THE REQUEST:
Print every line of the listing exactly, please.

RECORDS TO PROCESS:
_ _ _ _ _
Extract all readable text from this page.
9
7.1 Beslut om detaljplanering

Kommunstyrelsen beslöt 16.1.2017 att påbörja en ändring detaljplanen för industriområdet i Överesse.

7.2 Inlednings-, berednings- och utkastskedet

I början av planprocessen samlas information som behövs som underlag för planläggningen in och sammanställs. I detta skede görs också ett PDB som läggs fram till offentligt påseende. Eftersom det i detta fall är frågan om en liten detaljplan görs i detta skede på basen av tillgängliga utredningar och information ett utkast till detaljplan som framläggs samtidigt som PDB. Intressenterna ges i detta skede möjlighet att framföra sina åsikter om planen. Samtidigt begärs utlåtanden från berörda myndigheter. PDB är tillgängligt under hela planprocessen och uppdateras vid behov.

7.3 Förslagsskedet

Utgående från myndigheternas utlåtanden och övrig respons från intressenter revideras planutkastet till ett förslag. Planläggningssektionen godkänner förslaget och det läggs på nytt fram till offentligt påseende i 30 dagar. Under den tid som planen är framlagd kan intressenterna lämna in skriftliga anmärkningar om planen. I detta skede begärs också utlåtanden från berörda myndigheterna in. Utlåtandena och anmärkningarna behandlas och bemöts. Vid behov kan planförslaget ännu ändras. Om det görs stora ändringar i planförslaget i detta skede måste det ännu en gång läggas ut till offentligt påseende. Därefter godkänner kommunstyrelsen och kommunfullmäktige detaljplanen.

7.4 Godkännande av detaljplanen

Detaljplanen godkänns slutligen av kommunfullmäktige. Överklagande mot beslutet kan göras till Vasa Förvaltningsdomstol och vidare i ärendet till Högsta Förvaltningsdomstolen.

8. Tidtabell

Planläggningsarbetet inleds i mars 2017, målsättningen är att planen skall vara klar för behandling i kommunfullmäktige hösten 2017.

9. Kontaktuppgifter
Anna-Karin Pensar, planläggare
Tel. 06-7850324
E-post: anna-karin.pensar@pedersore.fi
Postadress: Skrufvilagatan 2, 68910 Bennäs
_ _ _ _ _
WORKED SOLUTION:
Extract all readable text from this page.
9
7.1 Beslut om detaljplanering

Kommunstyrelsen beslöt 16.1.2017 att påbörja en ändring detaljplanen för industriområdet i Överesse.

7.2 Inlednings-, berednings- och utkastskedet

I början av planprocessen samlas information som behövs som underlag för planläggningen in och sammanställs. I detta skede görs också ett PDB som läggs fram till offentligt påseende. Eftersom det i detta fall är frågan om en liten detaljplan görs i detta skede på basen av tillgängliga utredningar och information ett utkast till detaljplan som framläggs samtidigt som PDB. Intressenterna ges i detta skede möjlighet att framföra sina åsikter om planen. Samtidigt begärs utlåtanden från berörda myndigheter. PDB är tillgängligt under hela planprocessen och uppdateras vid behov.

7.3 Förslagsskedet

Utgående från myndigheternas utlåtanden och övrig respons från intressenter revideras planutkastet till ett förslag. Planläggningssektionen godkänner förslaget och det läggs på nytt fram till offentligt påseende i 30 dagar. Under den tid som planen är framlagd kan intressenterna lämna in skriftliga anmärkningar om planen. I detta skede begärs också utlåtanden från berörda myndigheterna in. Utlåtandena och anmärkningarna behandlas och bemöts. Vid behov kan planförslaget ännu ändras. Om det görs stora ändringar i planförslaget i detta skede måste det ännu en gång läggas ut till offentligt påseende. Därefter godkänner kommunstyrelsen och kommunfullmäktige detaljplanen.

7.4 Godkännande av detaljplanen

Detaljplanen godkänns slutligen av kommunfullmäktige. Överklagande mot beslutet kan göras till Vasa Förvaltningsdomstol och vidare i ärendet till Högsta Förvaltningsdomstolen.

8. Tidtabell

Planläggningsarbetet inleds i mars 2017, målsättningen är att planen skall vara klar för behandling i kommunfullmäktige hösten 2017.

9. Kontaktuppgifter
Anna-Karin Pensar, planläggare
Tel. 06-7850324
E-post: anna-karin.pensar@pedersore.fi
Postadress: Skrufvilagatan 2, 68910 Bennäs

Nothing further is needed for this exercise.